» Job: Count how many lines hold the string "name", and give only that number.

[Entries with figure data]
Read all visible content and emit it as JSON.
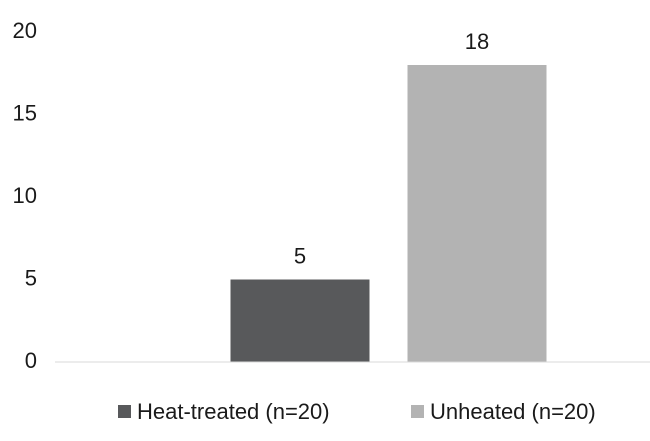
{
  "chart_data": {
    "type": "bar",
    "categories": [
      null
    ],
    "series": [
      {
        "name": "Heat-treated (n=20)",
        "color": "#58595b",
        "values": [
          5
        ]
      },
      {
        "name": "Unheated (n=20)",
        "color": "#b3b3b3",
        "values": [
          18
        ]
      }
    ],
    "ylim": [
      0,
      20
    ],
    "yticks": [
      0,
      5,
      10,
      15,
      20
    ],
    "grid": false,
    "data_labels": true,
    "legend": "bottom"
  }
}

» Reply to the exercise: 2